### [Objective]
Reproduce every entry that follows word for word, but omit the images.

### [Material]
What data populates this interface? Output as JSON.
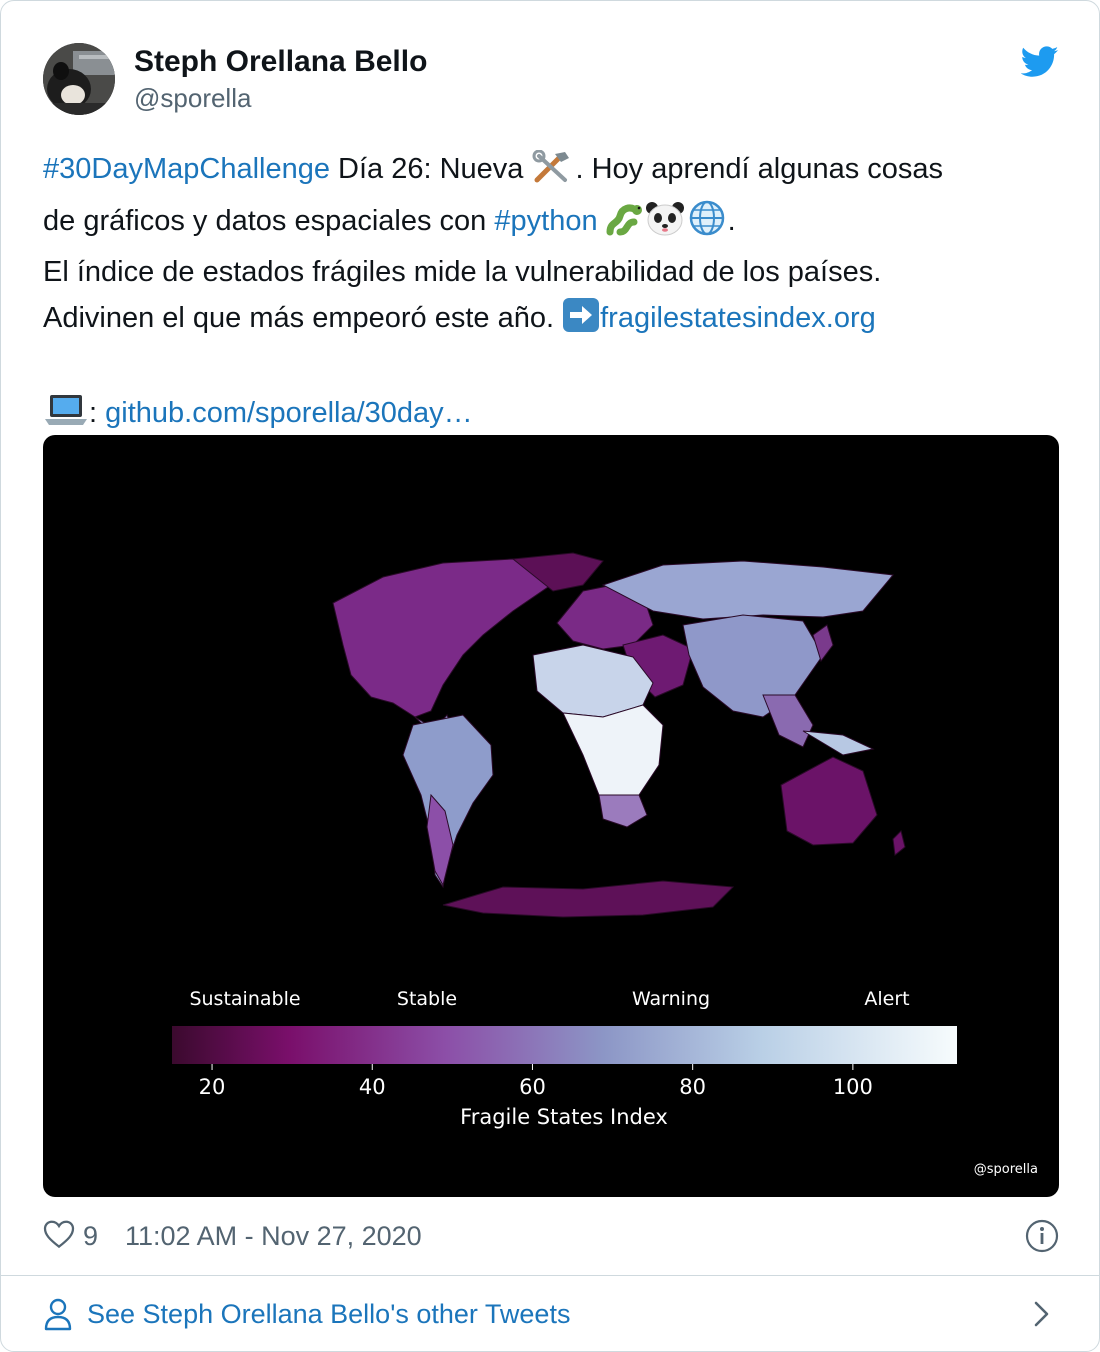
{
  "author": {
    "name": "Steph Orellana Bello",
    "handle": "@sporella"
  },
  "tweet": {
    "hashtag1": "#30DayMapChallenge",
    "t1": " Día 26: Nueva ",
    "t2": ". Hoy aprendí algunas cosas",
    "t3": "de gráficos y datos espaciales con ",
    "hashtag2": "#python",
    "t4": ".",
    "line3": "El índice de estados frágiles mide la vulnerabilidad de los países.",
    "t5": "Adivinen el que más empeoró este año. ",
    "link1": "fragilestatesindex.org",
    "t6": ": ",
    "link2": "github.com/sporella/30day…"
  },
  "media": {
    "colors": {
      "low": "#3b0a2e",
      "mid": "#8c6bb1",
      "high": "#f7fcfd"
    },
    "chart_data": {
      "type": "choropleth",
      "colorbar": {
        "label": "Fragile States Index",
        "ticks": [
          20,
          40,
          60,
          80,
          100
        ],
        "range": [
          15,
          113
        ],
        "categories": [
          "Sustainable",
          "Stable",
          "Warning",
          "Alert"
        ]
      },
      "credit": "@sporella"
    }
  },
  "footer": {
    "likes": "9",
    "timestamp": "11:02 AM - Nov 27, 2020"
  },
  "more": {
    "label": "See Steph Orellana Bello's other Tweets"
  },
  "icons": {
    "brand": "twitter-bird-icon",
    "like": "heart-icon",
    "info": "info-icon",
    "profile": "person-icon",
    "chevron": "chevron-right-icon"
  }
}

### [Written answer]
What data populates this interface? Output as JSON.
{
  "author": {
    "name": "Steph Orellana Bello",
    "handle": "@sporella"
  },
  "tweet": {
    "hashtag1": "#30DayMapChallenge",
    "t1": " Día 26: Nueva ",
    "t2": ". Hoy aprendí algunas cosas",
    "t3": "de gráficos y datos espaciales con ",
    "hashtag2": "#python",
    "t4": ".",
    "line3": "El índice de estados frágiles mide la vulnerabilidad de los países.",
    "t5": "Adivinen el que más empeoró este año. ",
    "link1": "fragilestatesindex.org",
    "t6": ": ",
    "link2": "github.com/sporella/30day…"
  },
  "media": {
    "colors": {
      "low": "#3b0a2e",
      "mid": "#8c6bb1",
      "high": "#f7fcfd"
    },
    "chart_data": {
      "type": "choropleth",
      "colorbar": {
        "label": "Fragile States Index",
        "ticks": [
          20,
          40,
          60,
          80,
          100
        ],
        "range": [
          15,
          113
        ],
        "categories": [
          "Sustainable",
          "Stable",
          "Warning",
          "Alert"
        ]
      },
      "credit": "@sporella"
    }
  },
  "footer": {
    "likes": "9",
    "timestamp": "11:02 AM - Nov 27, 2020"
  },
  "more": {
    "label": "See Steph Orellana Bello's other Tweets"
  },
  "icons": {
    "brand": "twitter-bird-icon",
    "like": "heart-icon",
    "info": "info-icon",
    "profile": "person-icon",
    "chevron": "chevron-right-icon"
  }
}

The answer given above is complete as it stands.